_DO THIS_.
Please give the count of lines holding the string "General" and nothing besides.

+++

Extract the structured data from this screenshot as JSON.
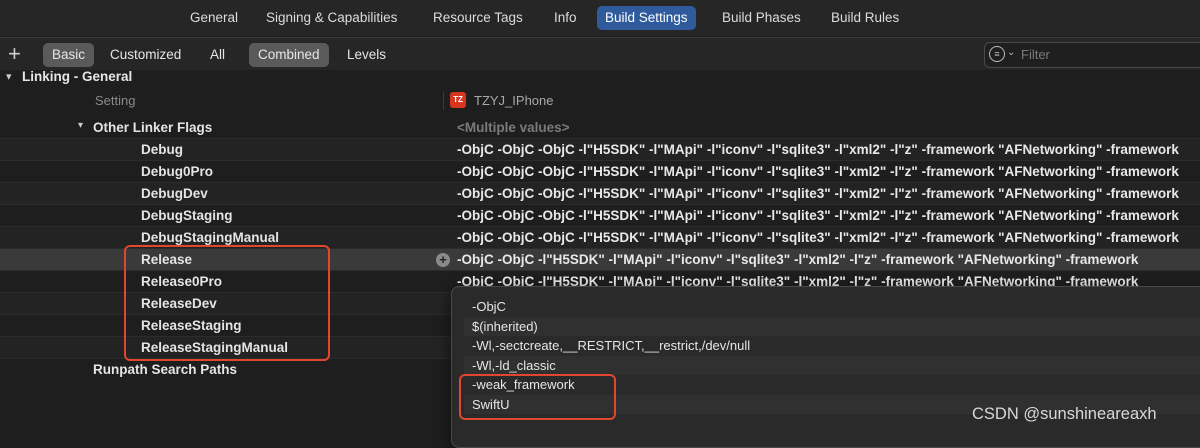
{
  "tabs": [
    {
      "label": "General"
    },
    {
      "label": "Signing & Capabilities"
    },
    {
      "label": "Resource Tags"
    },
    {
      "label": "Info"
    },
    {
      "label": "Build Settings",
      "active": true
    },
    {
      "label": "Build Phases"
    },
    {
      "label": "Build Rules"
    }
  ],
  "toolbar": {
    "add_label": "+",
    "scope": [
      "Basic",
      "Customized",
      "All"
    ],
    "view": [
      "Combined",
      "Levels"
    ],
    "filter_placeholder": "Filter"
  },
  "section": {
    "title": "Linking - General"
  },
  "header": {
    "setting_label": "Setting",
    "target_name": "TZYJ_IPhone",
    "target_icon": "app-icon"
  },
  "flags": {
    "name": "Other Linker Flags",
    "value": "<Multiple values>",
    "configs": [
      {
        "name": "Debug",
        "value": "-ObjC -ObjC -ObjC -l\"H5SDK\" -l\"MApi\" -l\"iconv\" -l\"sqlite3\" -l\"xml2\" -l\"z\" -framework \"AFNetworking\" -framework"
      },
      {
        "name": "Debug0Pro",
        "value": "-ObjC -ObjC -ObjC -l\"H5SDK\" -l\"MApi\" -l\"iconv\" -l\"sqlite3\" -l\"xml2\" -l\"z\" -framework \"AFNetworking\" -framework"
      },
      {
        "name": "DebugDev",
        "value": "-ObjC -ObjC -ObjC -l\"H5SDK\" -l\"MApi\" -l\"iconv\" -l\"sqlite3\" -l\"xml2\" -l\"z\" -framework \"AFNetworking\" -framework"
      },
      {
        "name": "DebugStaging",
        "value": "-ObjC -ObjC -ObjC -l\"H5SDK\" -l\"MApi\" -l\"iconv\" -l\"sqlite3\" -l\"xml2\" -l\"z\" -framework \"AFNetworking\" -framework"
      },
      {
        "name": "DebugStagingManual",
        "value": "-ObjC -ObjC -ObjC -l\"H5SDK\" -l\"MApi\" -l\"iconv\" -l\"sqlite3\" -l\"xml2\" -l\"z\" -framework \"AFNetworking\" -framework"
      },
      {
        "name": "Release",
        "value": "-ObjC  -ObjC -l\"H5SDK\" -l\"MApi\" -l\"iconv\" -l\"sqlite3\" -l\"xml2\" -l\"z\" -framework \"AFNetworking\" -framework"
      },
      {
        "name": "Release0Pro",
        "value": "-ObjC -ObjC -l\"H5SDK\" -l\"MApi\" -l\"iconv\" -l\"sqlite3\" -l\"xml2\" -l\"z\" -framework \"AFNetworking\" -framework"
      },
      {
        "name": "ReleaseDev",
        "value": ""
      },
      {
        "name": "ReleaseStaging",
        "value": ""
      },
      {
        "name": "ReleaseStagingManual",
        "value": ""
      }
    ]
  },
  "runpath": {
    "name": "Runpath Search Paths"
  },
  "popup": {
    "lines": [
      "-ObjC",
      "$(inherited)",
      "-Wl,-sectcreate,__RESTRICT,__restrict,/dev/null",
      "-Wl,-ld_classic",
      "-weak_framework",
      "SwiftU"
    ]
  },
  "watermark": "CSDN @sunshineareaxh",
  "colors": {
    "accent": "#2f5a9c",
    "highlight": "#e0472e"
  }
}
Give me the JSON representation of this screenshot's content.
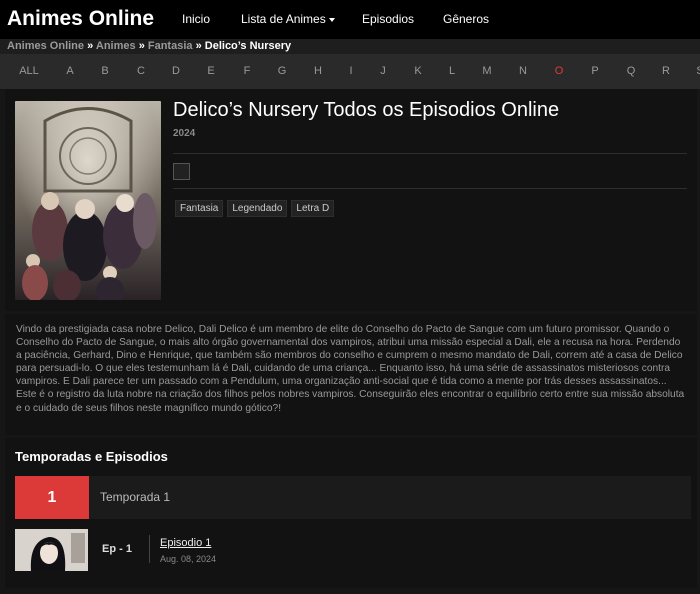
{
  "nav": {
    "brand": "Animes Online",
    "items": [
      {
        "label": "Inicio"
      },
      {
        "label": "Lista de Animes"
      },
      {
        "label": "Episodios"
      },
      {
        "label": "Gêneros"
      }
    ]
  },
  "breadcrumb": {
    "items": [
      "Animes Online",
      "Animes",
      "Fantasia"
    ],
    "current": "Delico’s Nursery",
    "separator": "»"
  },
  "letters": {
    "items": [
      "ALL",
      "A",
      "B",
      "C",
      "D",
      "E",
      "F",
      "G",
      "H",
      "I",
      "J",
      "K",
      "L",
      "M",
      "N",
      "O",
      "P",
      "Q",
      "R",
      "S"
    ],
    "active": "O"
  },
  "anime": {
    "title": "Delico’s Nursery Todos os Episodios Online",
    "year": "2024",
    "tags": [
      "Fantasia",
      "Legendado",
      "Letra D"
    ],
    "synopsis": "Vindo da prestigiada casa nobre Delico, Dali Delico é um membro de elite do Conselho do Pacto de Sangue com um futuro promissor. Quando o Conselho do Pacto de Sangue, o mais alto órgão governamental dos vampiros, atribui uma missão especial a Dali, ele a recusa na hora. Perdendo a paciência, Gerhard, Dino e Henrique, que também são membros do conselho e cumprem o mesmo mandato de Dali, correm até a casa de Delico para persuadi-lo. O que eles testemunham lá é Dali, cuidando de uma criança... Enquanto isso, há uma série de assassinatos misteriosos contra vampiros. E Dali parece ter um passado com a Pendulum, uma organização anti-social que é tida como a mente por trás desses assassinatos... Este é o registro da luta nobre na criação dos filhos pelos nobres vampiros. Conseguirão eles encontrar o equilíbrio certo entre sua missão absoluta e o cuidado de seus filhos neste magnífico mundo gótico?!"
  },
  "seasons": {
    "heading": "Temporadas e Episodios",
    "season_number": "1",
    "season_label": "Temporada 1",
    "episodes": [
      {
        "num": "Ep - 1",
        "title": "Episodio 1",
        "date": "Aug. 08, 2024"
      }
    ]
  },
  "colors": {
    "accent": "#dc3939",
    "background": "#161616",
    "panel": "#121212",
    "navbar": "#000000"
  }
}
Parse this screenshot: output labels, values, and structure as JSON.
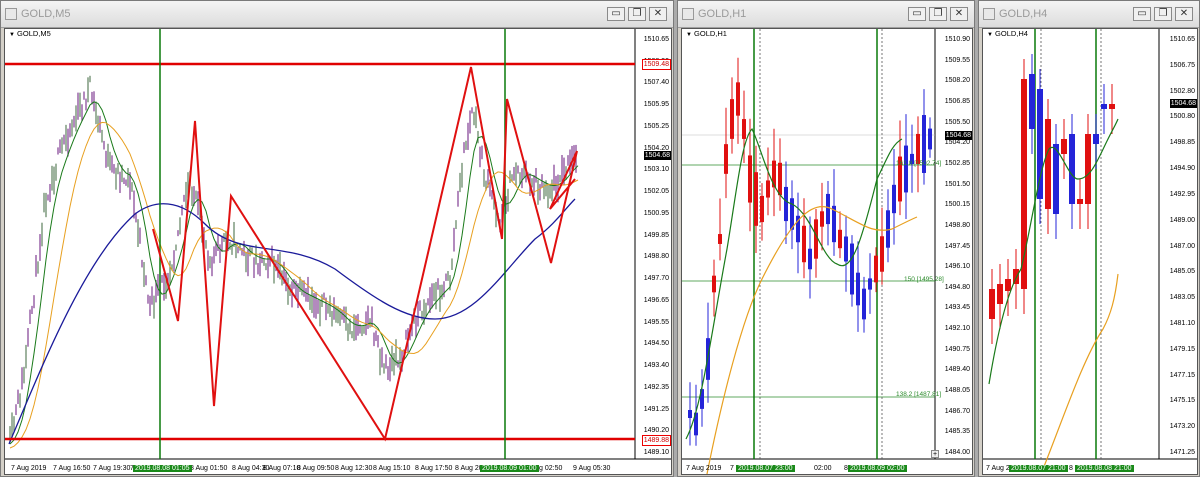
{
  "windows": [
    {
      "title": "GOLD,M5",
      "chart_label": "GOLD,M5",
      "y_labels": [
        "1510.65",
        "1508.90",
        "1507.40",
        "1505.95",
        "1505.25",
        "1504.20",
        "1503.10",
        "1502.05",
        "1500.95",
        "1499.85",
        "1498.80",
        "1497.70",
        "1496.65",
        "1495.55",
        "1494.50",
        "1493.40",
        "1492.35",
        "1491.25",
        "1490.20",
        "1489.10"
      ],
      "price_boxes": {
        "top_red": "1509.48",
        "current": "1504.68",
        "bottom_red": "1489.88"
      },
      "x_labels": [
        "7 Aug 2019",
        "7 Aug 16:50",
        "7 Aug 19:30",
        "7",
        "8 Aug 01:50",
        "8 Aug 04:30",
        "8 Aug 07:10",
        "8 Aug 09:50",
        "8 Aug 12:30",
        "8 Aug 15:10",
        "8 Aug 17:50",
        "8 Aug 20:3",
        "8 Aug 02:50",
        "9 Aug 05:30"
      ],
      "x_highlight": [
        "2019.08.08 01:05",
        "2019.08.09 01:00"
      ]
    },
    {
      "title": "GOLD,H1",
      "chart_label": "GOLD,H1",
      "y_labels": [
        "1510.90",
        "1509.55",
        "1508.20",
        "1506.85",
        "1505.50",
        "1504.20",
        "1502.85",
        "1501.50",
        "1500.15",
        "1498.80",
        "1497.45",
        "1496.10",
        "1494.80",
        "1493.45",
        "1492.10",
        "1490.75",
        "1489.40",
        "1488.05",
        "1486.70",
        "1485.35",
        "1484.00"
      ],
      "price_boxes": {
        "current": "1504.68"
      },
      "fib_labels": [
        "161.8 [1502.74]",
        "150 [1495.28]",
        "138.2 [1487.81]"
      ],
      "x_labels": [
        "7 Aug 2019",
        "7",
        "02:00",
        "8 Aug 10:00",
        "8 A"
      ],
      "x_highlight": [
        "2019.08.07 23:00",
        "2019.08.09 02:00"
      ]
    },
    {
      "title": "GOLD,H4",
      "chart_label": "GOLD,H4",
      "y_labels": [
        "1510.65",
        "1506.75",
        "1502.80",
        "1500.80",
        "1498.85",
        "1494.90",
        "1492.95",
        "1489.00",
        "1487.00",
        "1485.05",
        "1483.05",
        "1481.10",
        "1479.15",
        "1477.15",
        "1475.15",
        "1473.20",
        "1471.25"
      ],
      "price_boxes": {
        "current": "1504.68"
      },
      "x_labels": [
        "7 Aug 20",
        "8",
        "01:00"
      ],
      "x_highlight": [
        "2019.08.07 21:00",
        "2019.08.08 21:00"
      ]
    }
  ],
  "window_buttons": {
    "minimize": "▭",
    "restore": "❐",
    "close": "✕"
  },
  "colors": {
    "bull": "#2424d8",
    "bear": "#e01010",
    "ma_fast": "#1a7a1a",
    "ma_slow": "#e8a020",
    "ma_long": "#1a1a9a",
    "zigzag": "#e01010",
    "vline": "#0a7a0a",
    "level": "#e00000",
    "fib": "#2b8b2b"
  }
}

+++

_COMPLETED EXERCISE_.
2